All of the lines below are to be printed again exactly; images are excluded from the output.
____________________
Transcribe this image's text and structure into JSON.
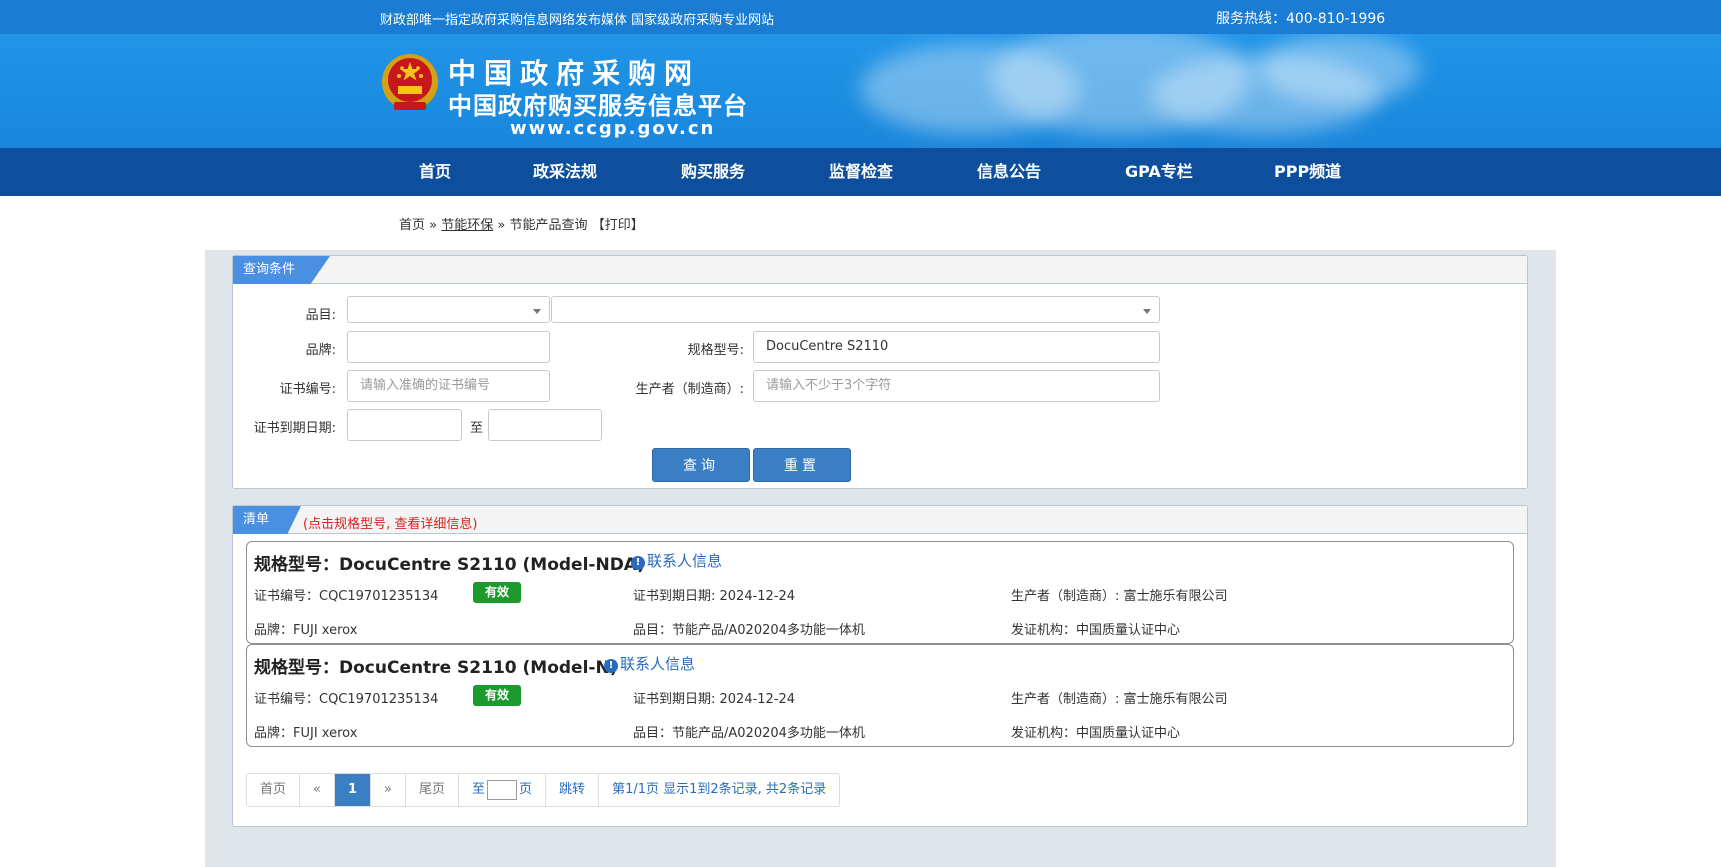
{
  "topbar": {
    "slogan": "财政部唯一指定政府采购信息网络发布媒体 国家级政府采购专业网站",
    "hotline": "服务热线：400-810-1996"
  },
  "banner": {
    "title": "中国政府采购网",
    "subtitle": "中国政府购买服务信息平台",
    "url": "www.ccgp.gov.cn",
    "emblem_icon": "national-emblem-icon"
  },
  "nav": {
    "items": [
      "首页",
      "政采法规",
      "购买服务",
      "监督检查",
      "信息公告",
      "GPA专栏",
      "PPP频道"
    ]
  },
  "breadcrumb": {
    "home": "首页",
    "sep1": "»",
    "section": "节能环保",
    "sep2": "»",
    "page": "节能产品查询",
    "print": "【打印】"
  },
  "query": {
    "tab": "查询条件",
    "category_label": "品目:",
    "brand_label": "品牌:",
    "model_label": "规格型号:",
    "model_value": "DocuCentre S2110",
    "cert_label": "证书编号:",
    "cert_placeholder": "请输入准确的证书编号",
    "maker_label": "生产者（制造商）:",
    "maker_placeholder": "请输入不少于3个字符",
    "expiry_label": "证书到期日期:",
    "to": "至",
    "search_btn": "查询",
    "reset_btn": "重置"
  },
  "list": {
    "tab": "清单",
    "note": "(点击规格型号, 查看详细信息)",
    "records": [
      {
        "title": "规格型号：DocuCentre S2110 (Model-NDA)",
        "contact": "联系人信息",
        "cert": "证书编号：CQC19701235134",
        "status": "有效",
        "expiry": "证书到期日期: 2024-12-24",
        "maker": "生产者（制造商）: 富士施乐有限公司",
        "brand": "品牌：FUJI xerox",
        "category": "品目：节能产品/A020204多功能一体机",
        "issuer": "发证机构：中国质量认证中心"
      },
      {
        "title": "规格型号：DocuCentre S2110 (Model-N)",
        "contact": "联系人信息",
        "cert": "证书编号：CQC19701235134",
        "status": "有效",
        "expiry": "证书到期日期: 2024-12-24",
        "maker": "生产者（制造商）: 富士施乐有限公司",
        "brand": "品牌：FUJI xerox",
        "category": "品目：节能产品/A020204多功能一体机",
        "issuer": "发证机构：中国质量认证中心"
      }
    ]
  },
  "pager": {
    "first": "首页",
    "prev": "«",
    "current": "1",
    "next": "»",
    "last": "尾页",
    "goto_prefix": "至",
    "goto_suffix": "页",
    "jump": "跳转",
    "summary": "第1/1页  显示1到2条记录, 共2条记录"
  },
  "colors": {
    "topbar": "#1a7cd3",
    "nav": "#0d4f9c",
    "button": "#3a7fc4",
    "badge_valid": "#1d9a2e",
    "link": "#2a6bbf"
  }
}
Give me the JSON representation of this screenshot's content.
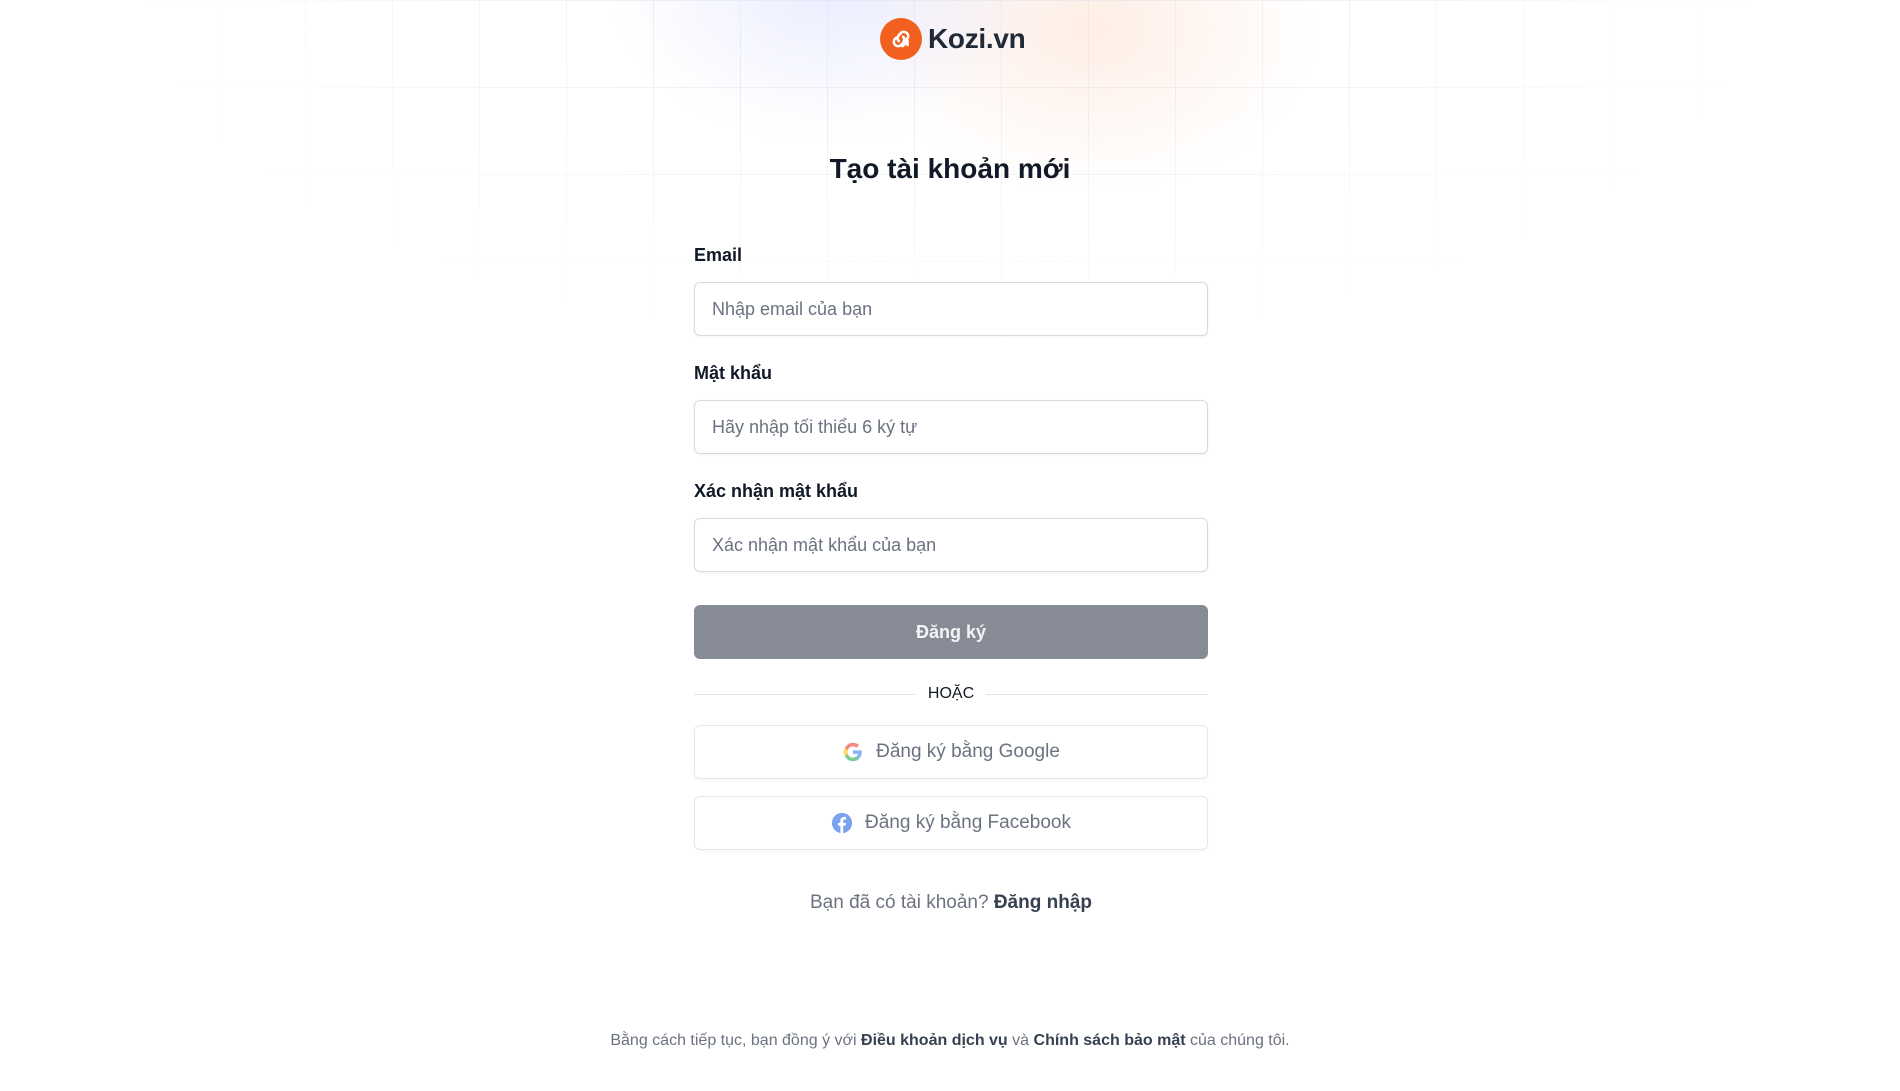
____________________
• _Answer for this exercise_:
Transcribe this image's text and structure into JSON.
{
  "topbar": {
    "slogan": "财政部唯一指定政府采购信息网络发布媒体 国家级政府采购专业网站",
    "hotline": "服务热线：400-810-1996"
  },
  "banner": {
    "title": "中国政府采购网",
    "subtitle": "中国政府购买服务信息平台",
    "url": "www.ccgp.gov.cn",
    "emblem_icon": "national-emblem-icon"
  },
  "nav": {
    "items": [
      "首页",
      "政采法规",
      "购买服务",
      "监督检查",
      "信息公告",
      "GPA专栏",
      "PPP频道"
    ]
  },
  "breadcrumb": {
    "home": "首页",
    "sep1": "»",
    "section": "节能环保",
    "sep2": "»",
    "page": "节能产品查询",
    "print": "【打印】"
  },
  "query": {
    "tab": "查询条件",
    "category_label": "品目:",
    "brand_label": "品牌:",
    "model_label": "规格型号:",
    "model_value": "DocuCentre S2110",
    "cert_label": "证书编号:",
    "cert_placeholder": "请输入准确的证书编号",
    "maker_label": "生产者（制造商）:",
    "maker_placeholder": "请输入不少于3个字符",
    "expiry_label": "证书到期日期:",
    "to": "至",
    "search_btn": "查询",
    "reset_btn": "重置"
  },
  "list": {
    "tab": "清单",
    "note": "(点击规格型号, 查看详细信息)",
    "records": [
      {
        "title": "规格型号：DocuCentre S2110 (Model-NDA)",
        "contact": "联系人信息",
        "cert": "证书编号：CQC19701235134",
        "status": "有效",
        "expiry": "证书到期日期: 2024-12-24",
        "maker": "生产者（制造商）: 富士施乐有限公司",
        "brand": "品牌：FUJI xerox",
        "category": "品目：节能产品/A020204多功能一体机",
        "issuer": "发证机构：中国质量认证中心"
      },
      {
        "title": "规格型号：DocuCentre S2110 (Model-N)",
        "contact": "联系人信息",
        "cert": "证书编号：CQC19701235134",
        "status": "有效",
        "expiry": "证书到期日期: 2024-12-24",
        "maker": "生产者（制造商）: 富士施乐有限公司",
        "brand": "品牌：FUJI xerox",
        "category": "品目：节能产品/A020204多功能一体机",
        "issuer": "发证机构：中国质量认证中心"
      }
    ]
  },
  "pager": {
    "first": "首页",
    "prev": "«",
    "current": "1",
    "next": "»",
    "last": "尾页",
    "goto_prefix": "至",
    "goto_suffix": "页",
    "jump": "跳转",
    "summary": "第1/1页  显示1到2条记录, 共2条记录"
  },
  "colors": {
    "topbar": "#1a7cd3",
    "nav": "#0d4f9c",
    "button": "#3a7fc4",
    "badge_valid": "#1d9a2e",
    "link": "#2a6bbf"
  }
}
Give me the JSON representation of this screenshot's content.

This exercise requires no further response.